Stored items
=-=-=-=-=

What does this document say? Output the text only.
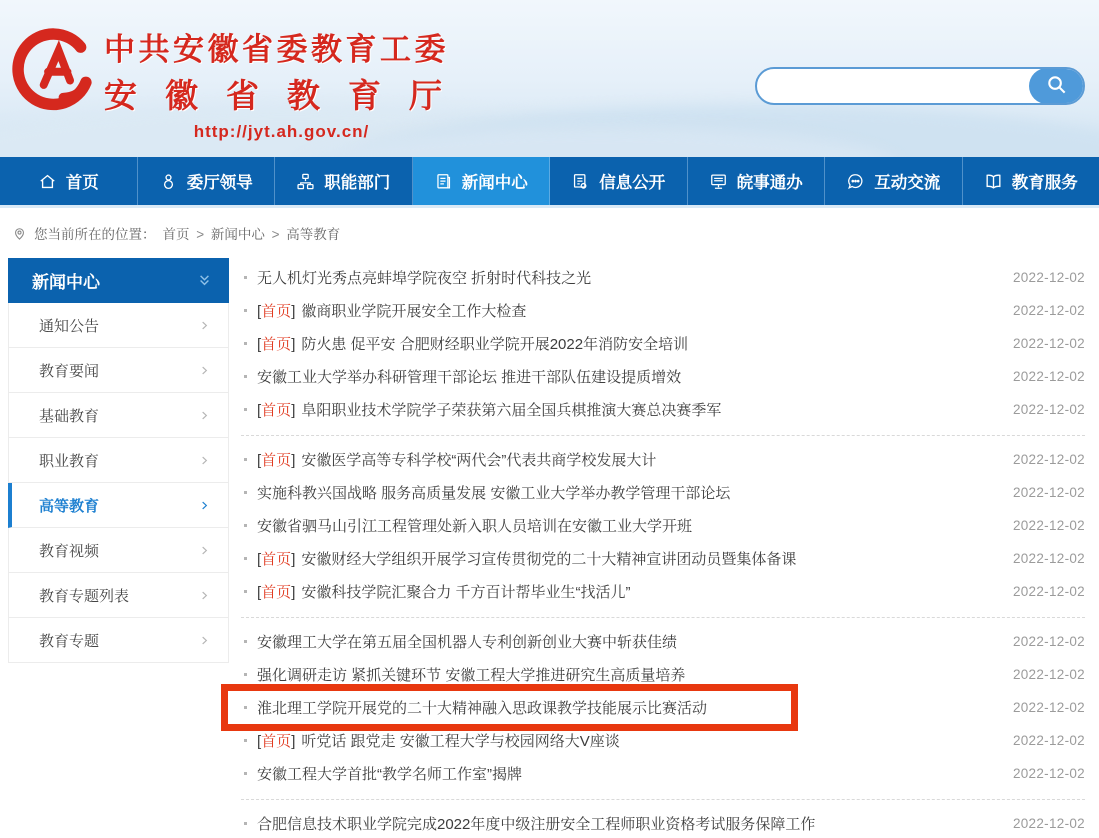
中共安徽省委教育工委
安徽省教育厅
http://jyt.ah.gov.cn/
首页	委厅领导	职能部门	新闻中心	信息公开	皖事通办	互动交流	教育服务
您当前所在的位置： 首页 > 新闻中心 > 高等教育
新闻中心
通知公告
教育要闻
基础教育
职业教育
高等教育
教育视频
教育专题列表
教育专题
无人机灯光秀点亮蚌埠学院夜空 折射时代科技之光	2022-12-02
[首页] 徽商职业学院开展安全工作大检查	2022-12-02
[首页] 防火患 促平安 合肥财经职业学院开展2022年消防安全培训	2022-12-02
安徽工业大学举办科研管理干部论坛 推进干部队伍建设提质增效	2022-12-02
[首页] 阜阳职业技术学院学子荣获第六届全国兵棋推演大赛总决赛季军	2022-12-02
[首页] 安徽医学高等专科学校“两代会”代表共商学校发展大计	2022-12-02
实施科教兴国战略 服务高质量发展 安徽工业大学举办教学管理干部论坛	2022-12-02
安徽省驷马山引江工程管理处新入职人员培训在安徽工业大学开班	2022-12-02
[首页] 安徽财经大学组织开展学习宣传贯彻党的二十大精神宣讲团动员暨集体备课	2022-12-02
[首页] 安徽科技学院汇聚合力 千方百计帮毕业生“找活儿”	2022-12-02
安徽理工大学在第五届全国机器人专利创新创业大赛中斩获佳绩	2022-12-02
强化调研走访 紧抓关键环节 安徽工程大学推进研究生高质量培养	2022-12-02
淮北理工学院开展党的二十大精神融入思政课教学技能展示比赛活动	2022-12-02
[首页] 听党话 跟党走 安徽工程大学与校园网络大V座谈	2022-12-02
安徽工程大学首批“教学名师工作室”揭牌	2022-12-02
合肥信息技术职业学院完成2022年度中级注册安全工程师职业资格考试服务保障工作	2022-12-02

=-=-=-=-=

**Task requirements**. Determine the number of lines where the string "新闻中心" occurs, and give that number only.

**Solution to the problem**. 3